Set exercise: Place every one of the following lines into a Markdown table with two columns, Row and Line, giving each line its row number and omitting blank lines. Leave the pictures out of the table.

Data extract:
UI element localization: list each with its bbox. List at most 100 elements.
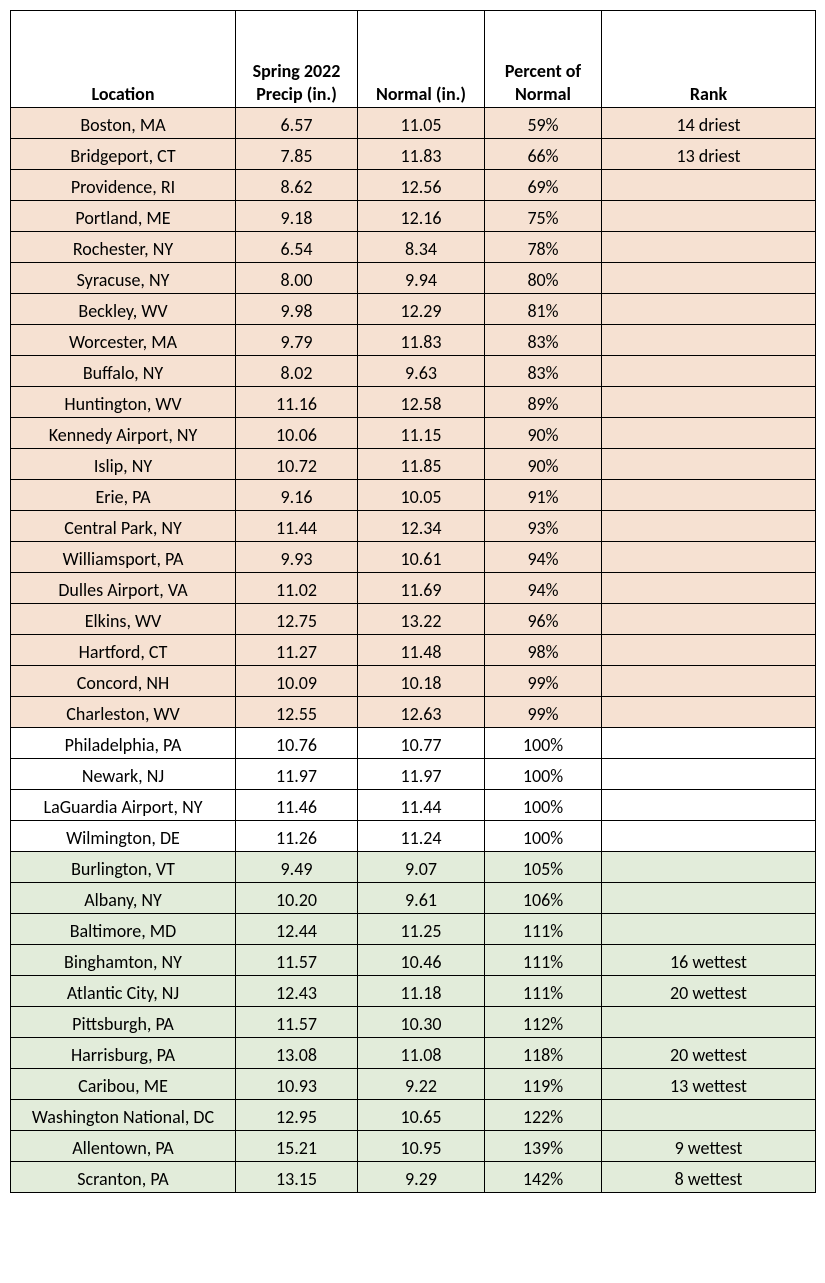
cell-normal: 9.94 <box>358 263 485 294</box>
table-row: Elkins, WV12.7513.2296% <box>11 604 816 635</box>
cell-percent: 100% <box>485 728 602 759</box>
cell-location: LaGuardia Airport, NY <box>11 790 236 821</box>
table-row: Albany, NY10.209.61106% <box>11 883 816 914</box>
cell-normal: 10.61 <box>358 542 485 573</box>
cell-precip: 11.44 <box>236 511 358 542</box>
table-row: Portland, ME9.1812.1675% <box>11 201 816 232</box>
cell-location: Atlantic City, NJ <box>11 976 236 1007</box>
cell-precip: 7.85 <box>236 139 358 170</box>
cell-normal: 11.24 <box>358 821 485 852</box>
table-row: Pittsburgh, PA11.5710.30112% <box>11 1007 816 1038</box>
cell-precip: 9.93 <box>236 542 358 573</box>
cell-percent: 112% <box>485 1007 602 1038</box>
table-row: Islip, NY10.7211.8590% <box>11 449 816 480</box>
cell-precip: 9.18 <box>236 201 358 232</box>
cell-normal: 11.05 <box>358 108 485 139</box>
cell-percent: 118% <box>485 1038 602 1069</box>
cell-precip: 9.49 <box>236 852 358 883</box>
cell-rank <box>602 790 816 821</box>
cell-precip: 11.02 <box>236 573 358 604</box>
cell-location: Scranton, PA <box>11 1162 236 1193</box>
cell-location: Kennedy Airport, NY <box>11 418 236 449</box>
cell-precip: 10.76 <box>236 728 358 759</box>
table-row: Hartford, CT11.2711.4898% <box>11 635 816 666</box>
table-row: Harrisburg, PA13.0811.08118%20 wettest <box>11 1038 816 1069</box>
cell-location: Charleston, WV <box>11 697 236 728</box>
cell-precip: 6.57 <box>236 108 358 139</box>
cell-location: Syracuse, NY <box>11 263 236 294</box>
cell-precip: 11.26 <box>236 821 358 852</box>
cell-precip: 11.27 <box>236 635 358 666</box>
cell-percent: 119% <box>485 1069 602 1100</box>
cell-precip: 10.09 <box>236 666 358 697</box>
cell-location: Hartford, CT <box>11 635 236 666</box>
cell-location: Providence, RI <box>11 170 236 201</box>
cell-location: Islip, NY <box>11 449 236 480</box>
cell-rank <box>602 759 816 790</box>
cell-precip: 13.08 <box>236 1038 358 1069</box>
cell-normal: 11.18 <box>358 976 485 1007</box>
cell-normal: 11.85 <box>358 449 485 480</box>
table-row: Scranton, PA13.159.29142%8 wettest <box>11 1162 816 1193</box>
precip-table: Location Spring 2022Precip (in.) Normal … <box>10 10 816 1193</box>
cell-rank <box>602 728 816 759</box>
cell-location: Allentown, PA <box>11 1131 236 1162</box>
cell-normal: 12.29 <box>358 294 485 325</box>
cell-percent: 83% <box>485 325 602 356</box>
cell-precip: 11.16 <box>236 387 358 418</box>
cell-rank <box>602 883 816 914</box>
cell-location: Boston, MA <box>11 108 236 139</box>
cell-percent: 100% <box>485 790 602 821</box>
cell-normal: 9.07 <box>358 852 485 883</box>
cell-normal: 11.69 <box>358 573 485 604</box>
cell-precip: 8.00 <box>236 263 358 294</box>
cell-percent: 66% <box>485 139 602 170</box>
table-row: Concord, NH10.0910.1899% <box>11 666 816 697</box>
cell-normal: 11.83 <box>358 139 485 170</box>
cell-percent: 94% <box>485 573 602 604</box>
cell-location: Harrisburg, PA <box>11 1038 236 1069</box>
cell-precip: 10.06 <box>236 418 358 449</box>
cell-percent: 69% <box>485 170 602 201</box>
cell-precip: 10.20 <box>236 883 358 914</box>
table-row: Newark, NJ11.9711.97100% <box>11 759 816 790</box>
cell-normal: 10.18 <box>358 666 485 697</box>
cell-rank <box>602 697 816 728</box>
cell-rank <box>602 480 816 511</box>
cell-location: Huntington, WV <box>11 387 236 418</box>
table-row: Atlantic City, NJ12.4311.18111%20 wettes… <box>11 976 816 1007</box>
cell-percent: 142% <box>485 1162 602 1193</box>
cell-normal: 10.95 <box>358 1131 485 1162</box>
cell-percent: 89% <box>485 387 602 418</box>
cell-normal: 11.44 <box>358 790 485 821</box>
cell-rank <box>602 542 816 573</box>
cell-normal: 10.65 <box>358 1100 485 1131</box>
cell-normal: 12.56 <box>358 170 485 201</box>
table-row: Providence, RI8.6212.5669% <box>11 170 816 201</box>
table-row: Baltimore, MD12.4411.25111% <box>11 914 816 945</box>
table-row: Central Park, NY11.4412.3493% <box>11 511 816 542</box>
cell-rank: 13 driest <box>602 139 816 170</box>
cell-location: Dulles Airport, VA <box>11 573 236 604</box>
cell-percent: 96% <box>485 604 602 635</box>
cell-percent: 100% <box>485 821 602 852</box>
cell-rank: 9 wettest <box>602 1131 816 1162</box>
cell-precip: 8.02 <box>236 356 358 387</box>
cell-precip: 11.57 <box>236 1007 358 1038</box>
cell-precip: 11.57 <box>236 945 358 976</box>
cell-percent: 78% <box>485 232 602 263</box>
cell-location: Elkins, WV <box>11 604 236 635</box>
cell-normal: 10.77 <box>358 728 485 759</box>
cell-rank <box>602 449 816 480</box>
cell-precip: 15.21 <box>236 1131 358 1162</box>
col-header-location: Location <box>11 11 236 108</box>
cell-precip: 12.75 <box>236 604 358 635</box>
table-row: Worcester, MA9.7911.8383% <box>11 325 816 356</box>
cell-rank <box>602 170 816 201</box>
cell-location: Rochester, NY <box>11 232 236 263</box>
cell-location: Wilmington, DE <box>11 821 236 852</box>
cell-location: Philadelphia, PA <box>11 728 236 759</box>
cell-rank <box>602 914 816 945</box>
cell-percent: 111% <box>485 945 602 976</box>
cell-rank <box>602 573 816 604</box>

Solution to the problem:
| Row | Line |
|---|---|
| 1 | UI element localization: list each with its bbox. List at most 100 elements. |
| 2 | cell-normal: 9.94 <box>358 263 485 294</box> |
| 3 | table-row: Elkins, WV12.7513.2296% <box>11 604 816 635</box> |
| 4 | cell-percent: 100% <box>485 728 602 759</box> |
| 5 | cell-location: LaGuardia Airport, NY <box>11 790 236 821</box> |
| 6 | table-row: Albany, NY10.209.61106% <box>11 883 816 914</box> |
| 7 | cell-normal: 10.61 <box>358 542 485 573</box> |
| 8 | cell-precip: 11.44 <box>236 511 358 542</box> |
| 9 | table-row: Portland, ME9.1812.1675% <box>11 201 816 232</box> |
| 10 | cell-location: Atlantic City, NJ <box>11 976 236 1007</box> |
| 11 | cell-precip: 7.85 <box>236 139 358 170</box> |
| 12 | cell-normal: 11.24 <box>358 821 485 852</box> |
| 13 | table-row: Pittsburgh, PA11.5710.30112% <box>11 1007 816 1038</box> |
| 14 | cell-precip: 9.93 <box>236 542 358 573</box> |
| 15 | cell-percent: 112% <box>485 1007 602 1038</box> |
| 16 | table-row: Islip, NY10.7211.8590% <box>11 449 816 480</box> |
| 17 | cell-precip: 9.18 <box>236 201 358 232</box> |
| 18 | cell-normal: 11.05 <box>358 108 485 139</box> |
| 19 | cell-percent: 118% <box>485 1038 602 1069</box> |
| 20 | cell-precip: 9.49 <box>236 852 358 883</box> |
| 21 | cell-rank <box>602 790 816 821</box> |
| 22 | cell-precip: 11.02 <box>236 573 358 604</box> |
| 23 | cell-location: Scranton, PA <box>11 1162 236 1193</box> |
| 24 | cell-location: Kennedy Airport, NY <box>11 418 236 449</box> |
| 25 | cell-precip: 10.76 <box>236 728 358 759</box> |
| 26 | table-row: Hartford, CT11.2711.4898% <box>11 635 816 666</box> |
| 27 | table-row: Harrisburg, PA13.0811.08118%20 wettest <box>11 1038 816 1069</box> |
| 28 | cell-location: Charleston, WV <box>11 697 236 728</box> |
| 29 | cell-precip: 6.57 <box>236 108 358 139</box> |
| 30 | cell-location: Syracuse, NY <box>11 263 236 294</box> |
| 31 | cell-precip: 11.26 <box>236 821 358 852</box> |
| 32 | cell-precip: 11.27 <box>236 635 358 666</box> |
| 33 | cell-percent: 119% <box>485 1069 602 1100</box> |
| 34 | cell-precip: 10.09 <box>236 666 358 697</box> |
| 35 | cell-location: Hartford, CT <box>11 635 236 666</box> |
| 36 | cell-location: Providence, RI <box>11 170 236 201</box> |
| 37 | cell-location: Islip, NY <box>11 449 236 480</box> |
| 38 | cell-rank <box>602 759 816 790</box> |
| 39 | cell-precip: 13.08 <box>236 1038 358 1069</box> |
| 40 | cell-normal: 11.18 <box>358 976 485 1007</box> |
| 41 | cell-normal: 11.85 <box>358 449 485 480</box> |
| 42 | table-row: Scranton, PA13.159.29142%8 wettest <box>11 1162 816 1193</box> |
| 43 | precip-table: Location Spring 2022Precip (in.) Normal … <box>10 10 816 1193</box> |
| 44 | cell-rank <box>602 728 816 759</box> |
| 45 | cell-location: Allentown, PA <box>11 1131 236 1162</box> |
| 46 | cell-normal: 12.29 <box>358 294 485 325</box> |
| 47 | cell-percent: 83% <box>485 325 602 356</box> |
| 48 | cell-precip: 11.16 <box>236 387 358 418</box> |
| 49 | cell-rank <box>602 883 816 914</box> |
| 50 | cell-location: Boston, MA <box>11 108 236 139</box> |
| 51 | cell-percent: 100% <box>485 790 602 821</box> |
| 52 | cell-normal: 9.07 <box>358 852 485 883</box> |
| 53 | cell-normal: 11.69 <box>358 573 485 604</box> |
| 54 | cell-precip: 8.00 <box>236 263 358 294</box> |
| 55 | cell-percent: 66% <box>485 139 602 170</box> |
| 56 | table-row: Concord, NH10.0910.1899% <box>11 666 816 697</box> |
| 57 | cell-normal: 11.83 <box>358 139 485 170</box> |
| 58 | cell-percent: 94% <box>485 573 602 604</box> |
| 59 | cell-location: Harrisburg, PA <box>11 1038 236 1069</box> |
| 60 | cell-precip: 10.06 <box>236 418 358 449</box> |
| 61 | cell-percent: 69% <box>485 170 602 201</box> |
| 62 | cell-precip: 10.20 <box>236 883 358 914</box> |
| 63 | table-row: Newark, NJ11.9711.97100% <box>11 759 816 790</box> |
| 64 | cell-normal: 10.18 <box>358 666 485 697</box> |
| 65 | cell-rank <box>602 697 816 728</box> |
| 66 | cell-rank <box>602 480 816 511</box> |
| 67 | cell-location: Huntington, WV <box>11 387 236 418</box> |
| 68 | table-row: Atlantic City, NJ12.4311.18111%20 wettes… <box>11 976 816 1007</box> |
| 69 | cell-percent: 142% <box>485 1162 602 1193</box> |
| 70 | cell-normal: 10.95 <box>358 1131 485 1162</box> |
| 71 | cell-percent: 89% <box>485 387 602 418</box> |
| 72 | cell-normal: 11.44 <box>358 790 485 821</box> |
| 73 | cell-rank <box>602 542 816 573</box> |
| 74 | cell-normal: 10.65 <box>358 1100 485 1131</box> |
| 75 | cell-normal: 12.56 <box>358 170 485 201</box> |
| 76 | table-row: Providence, RI8.6212.5669% <box>11 170 816 201</box> |
| 77 | table-row: Baltimore, MD12.4411.25111% <box>11 914 816 945</box> |
| 78 | table-row: Central Park, NY11.4412.3493% <box>11 511 816 542</box> |
| 79 | cell-rank: 13 driest <box>602 139 816 170</box> |
| 80 | cell-location: Dulles Airport, VA <box>11 573 236 604</box> |
| 81 | cell-percent: 96% <box>485 604 602 635</box> |
| 82 | cell-percent: 100% <box>485 821 602 852</box> |
| 83 | cell-rank: 9 wettest <box>602 1131 816 1162</box> |
| 84 | cell-precip: 8.02 <box>236 356 358 387</box> |
| 85 | cell-precip: 11.57 <box>236 1007 358 1038</box> |
| 86 | cell-precip: 11.57 <box>236 945 358 976</box> |
| 87 | cell-percent: 78% <box>485 232 602 263</box> |
| 88 | cell-location: Elkins, WV <box>11 604 236 635</box> |
| 89 | cell-normal: 10.77 <box>358 728 485 759</box> |
| 90 | cell-rank <box>602 449 816 480</box> |
| 91 | cell-precip: 15.21 <box>236 1131 358 1162</box> |
| 92 | col-header-location: Location <box>11 11 236 108</box> |
| 93 | cell-precip: 12.75 <box>236 604 358 635</box> |
| 94 | table-row: Worcester, MA9.7911.8383% <box>11 325 816 356</box> |
| 95 | cell-rank <box>602 170 816 201</box> |
| 96 | cell-location: Rochester, NY <box>11 232 236 263</box> |
| 97 | cell-location: Wilmington, DE <box>11 821 236 852</box> |
| 98 | cell-location: Philadelphia, PA <box>11 728 236 759</box> |
| 99 | cell-rank <box>602 914 816 945</box> |
| 100 | cell-percent: 111% <box>485 945 602 976</box> |
| 101 | cell-rank <box>602 573 816 604</box> |